WRITTEN EXERCISE: Extract all lines in the data that contain the word "года".

WORKING DATA:
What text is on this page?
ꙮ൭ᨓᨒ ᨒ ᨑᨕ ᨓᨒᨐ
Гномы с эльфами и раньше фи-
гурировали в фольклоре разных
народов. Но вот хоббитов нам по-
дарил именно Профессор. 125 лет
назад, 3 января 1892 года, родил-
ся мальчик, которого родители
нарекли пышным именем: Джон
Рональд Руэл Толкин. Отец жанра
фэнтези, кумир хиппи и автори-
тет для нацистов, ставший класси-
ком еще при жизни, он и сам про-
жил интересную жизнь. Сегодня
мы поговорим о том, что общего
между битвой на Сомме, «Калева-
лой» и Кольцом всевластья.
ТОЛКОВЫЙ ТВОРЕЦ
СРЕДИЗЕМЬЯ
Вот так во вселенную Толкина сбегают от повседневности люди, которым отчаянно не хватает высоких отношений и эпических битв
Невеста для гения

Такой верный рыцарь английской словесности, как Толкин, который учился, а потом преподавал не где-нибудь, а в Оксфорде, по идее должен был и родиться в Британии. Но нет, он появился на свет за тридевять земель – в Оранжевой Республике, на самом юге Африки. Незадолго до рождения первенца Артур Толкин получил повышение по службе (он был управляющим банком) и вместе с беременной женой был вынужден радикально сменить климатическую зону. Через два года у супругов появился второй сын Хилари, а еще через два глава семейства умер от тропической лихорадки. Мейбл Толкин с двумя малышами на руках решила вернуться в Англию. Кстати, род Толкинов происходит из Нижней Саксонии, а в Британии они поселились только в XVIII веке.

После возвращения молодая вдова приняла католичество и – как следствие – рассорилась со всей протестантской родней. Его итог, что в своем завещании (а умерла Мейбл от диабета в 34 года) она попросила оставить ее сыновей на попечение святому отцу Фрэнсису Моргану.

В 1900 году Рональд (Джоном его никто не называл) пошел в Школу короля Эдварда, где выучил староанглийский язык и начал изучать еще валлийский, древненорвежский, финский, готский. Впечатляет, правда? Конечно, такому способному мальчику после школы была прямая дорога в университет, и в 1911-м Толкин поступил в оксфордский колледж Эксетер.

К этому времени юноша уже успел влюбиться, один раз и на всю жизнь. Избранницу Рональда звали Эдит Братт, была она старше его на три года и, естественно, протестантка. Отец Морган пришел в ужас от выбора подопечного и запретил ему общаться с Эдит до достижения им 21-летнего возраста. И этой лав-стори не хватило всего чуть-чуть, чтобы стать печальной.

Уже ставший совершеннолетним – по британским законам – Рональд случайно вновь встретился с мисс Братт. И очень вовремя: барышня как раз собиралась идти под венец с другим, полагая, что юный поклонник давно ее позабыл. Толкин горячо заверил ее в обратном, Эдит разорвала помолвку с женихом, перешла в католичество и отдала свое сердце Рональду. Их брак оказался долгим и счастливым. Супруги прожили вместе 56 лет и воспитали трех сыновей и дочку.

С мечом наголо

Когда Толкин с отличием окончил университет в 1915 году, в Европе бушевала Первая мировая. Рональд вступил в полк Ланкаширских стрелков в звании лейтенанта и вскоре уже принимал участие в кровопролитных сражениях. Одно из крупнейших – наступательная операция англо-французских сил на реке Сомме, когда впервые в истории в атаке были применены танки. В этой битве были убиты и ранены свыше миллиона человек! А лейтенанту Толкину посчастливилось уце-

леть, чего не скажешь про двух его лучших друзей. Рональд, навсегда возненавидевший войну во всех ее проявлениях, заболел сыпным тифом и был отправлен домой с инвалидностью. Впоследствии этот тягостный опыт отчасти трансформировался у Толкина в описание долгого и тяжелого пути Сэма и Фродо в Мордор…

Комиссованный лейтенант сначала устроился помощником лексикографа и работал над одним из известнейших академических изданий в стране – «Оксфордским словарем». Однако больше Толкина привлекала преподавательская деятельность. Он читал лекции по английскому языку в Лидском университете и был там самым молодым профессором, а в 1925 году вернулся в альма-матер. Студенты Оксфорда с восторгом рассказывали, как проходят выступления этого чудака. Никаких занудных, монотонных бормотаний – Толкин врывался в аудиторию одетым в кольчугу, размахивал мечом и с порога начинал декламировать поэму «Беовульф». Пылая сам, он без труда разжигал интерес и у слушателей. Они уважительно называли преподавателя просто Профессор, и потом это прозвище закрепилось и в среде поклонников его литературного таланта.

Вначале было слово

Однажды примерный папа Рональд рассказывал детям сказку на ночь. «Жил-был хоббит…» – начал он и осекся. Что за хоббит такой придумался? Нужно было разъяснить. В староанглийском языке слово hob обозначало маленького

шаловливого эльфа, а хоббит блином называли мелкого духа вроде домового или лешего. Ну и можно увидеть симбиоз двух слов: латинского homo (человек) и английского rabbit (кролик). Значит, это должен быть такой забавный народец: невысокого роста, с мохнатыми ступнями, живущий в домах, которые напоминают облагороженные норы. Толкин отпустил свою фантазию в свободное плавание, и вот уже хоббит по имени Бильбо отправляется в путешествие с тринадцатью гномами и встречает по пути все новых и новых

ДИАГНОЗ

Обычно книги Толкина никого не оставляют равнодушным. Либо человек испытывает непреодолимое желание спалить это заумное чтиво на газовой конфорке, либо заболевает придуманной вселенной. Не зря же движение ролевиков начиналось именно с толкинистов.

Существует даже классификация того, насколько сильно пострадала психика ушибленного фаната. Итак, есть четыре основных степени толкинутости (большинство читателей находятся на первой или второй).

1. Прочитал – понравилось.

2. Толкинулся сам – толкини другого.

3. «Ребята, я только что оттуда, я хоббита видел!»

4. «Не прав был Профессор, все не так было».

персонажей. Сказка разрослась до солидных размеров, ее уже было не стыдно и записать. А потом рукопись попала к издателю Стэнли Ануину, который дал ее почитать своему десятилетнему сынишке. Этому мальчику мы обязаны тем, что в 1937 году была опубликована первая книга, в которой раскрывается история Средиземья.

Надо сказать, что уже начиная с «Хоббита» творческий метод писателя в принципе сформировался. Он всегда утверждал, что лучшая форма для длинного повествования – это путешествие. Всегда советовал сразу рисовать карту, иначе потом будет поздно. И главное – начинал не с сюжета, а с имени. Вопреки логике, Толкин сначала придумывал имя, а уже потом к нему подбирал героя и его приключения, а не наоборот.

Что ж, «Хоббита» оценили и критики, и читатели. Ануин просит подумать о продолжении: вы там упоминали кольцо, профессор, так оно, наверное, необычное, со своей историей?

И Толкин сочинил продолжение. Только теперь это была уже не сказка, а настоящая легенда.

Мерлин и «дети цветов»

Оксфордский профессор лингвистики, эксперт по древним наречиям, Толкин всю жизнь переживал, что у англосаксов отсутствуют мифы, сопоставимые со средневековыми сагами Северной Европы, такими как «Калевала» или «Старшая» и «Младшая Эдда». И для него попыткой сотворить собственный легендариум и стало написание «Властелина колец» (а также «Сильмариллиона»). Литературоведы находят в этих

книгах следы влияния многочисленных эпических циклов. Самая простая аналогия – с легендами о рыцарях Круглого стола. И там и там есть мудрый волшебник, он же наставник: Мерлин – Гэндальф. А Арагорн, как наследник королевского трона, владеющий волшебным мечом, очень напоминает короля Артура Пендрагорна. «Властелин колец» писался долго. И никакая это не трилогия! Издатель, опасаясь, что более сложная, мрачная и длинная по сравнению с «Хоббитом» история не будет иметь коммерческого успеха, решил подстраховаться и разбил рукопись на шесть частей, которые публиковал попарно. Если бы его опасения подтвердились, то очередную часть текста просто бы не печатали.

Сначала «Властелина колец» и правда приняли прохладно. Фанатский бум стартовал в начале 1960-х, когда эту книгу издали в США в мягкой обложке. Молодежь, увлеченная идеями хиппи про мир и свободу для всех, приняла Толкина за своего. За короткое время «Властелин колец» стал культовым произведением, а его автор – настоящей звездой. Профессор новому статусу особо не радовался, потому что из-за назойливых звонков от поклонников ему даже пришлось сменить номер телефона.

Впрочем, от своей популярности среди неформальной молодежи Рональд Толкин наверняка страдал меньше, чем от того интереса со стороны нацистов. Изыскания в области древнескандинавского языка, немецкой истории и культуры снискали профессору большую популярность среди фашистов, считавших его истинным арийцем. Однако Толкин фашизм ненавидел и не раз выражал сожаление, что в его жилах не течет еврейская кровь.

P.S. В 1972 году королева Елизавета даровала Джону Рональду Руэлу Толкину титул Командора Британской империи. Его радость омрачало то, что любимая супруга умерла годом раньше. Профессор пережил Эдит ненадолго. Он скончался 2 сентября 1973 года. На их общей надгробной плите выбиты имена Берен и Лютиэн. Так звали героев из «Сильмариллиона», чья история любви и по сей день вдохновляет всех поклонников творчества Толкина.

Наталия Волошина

THE SOLUTION:
назад, 3 января 1892 года, родил-
Такой верный рыцарь английской словесности, как Толкин, который учился, а потом преподавал не где-нибудь, а в Оксфорде, по идее должен был и родиться в Британии. Но нет, он появился на свет за тридевять земель – в Оранжевой Республике, на самом юге Африки. Незадолго до рождения первенца Артур Толкин получил повышение по службе (он был управляющим банком) и вместе с беременной женой был вынужден радикально сменить климатическую зону. Через два года у супругов появился второй сын Хилари, а еще через два глава семейства умер от тропической лихорадки. Мейбл Толкин с двумя малышами на руках решила вернуться в Англию. Кстати, род Толкинов происходит из Нижней Саксонии, а в Британии они поселились только в XVIII веке.
После возвращения молодая вдова приняла католичество и – как следствие – рассорилась со всей протестантской родней. Его итог, что в своем завещании (а умерла Мейбл от диабета в 34 года) она попросила оставить ее сыновей на попечение святому отцу Фрэнсису Моргану.
К этому времени юноша уже успел влюбиться, один раз и на всю жизнь. Избранницу Рональда звали Эдит Братт, была она старше его на три года и, естественно, протестантка. Отец Морган пришел в ужас от выбора подопечного и запретил ему общаться с Эдит до достижения им 21-летнего возраста. И этой лав-стори не хватило всего чуть-чуть, чтобы стать печальной.
P.S. В 1972 году королева Елизавета даровала Джону Рональду Руэлу Толкину титул Командора Британской империи. Его радость омрачало то, что любимая супруга умерла годом раньше. Профессор пережил Эдит ненадолго. Он скончался 2 сентября 1973 года. На их общей надгробной плите выбиты имена Берен и Лютиэн. Так звали героев из «Сильмариллиона», чья история любви и по сей день вдохновляет всех поклонников творчества Толкина.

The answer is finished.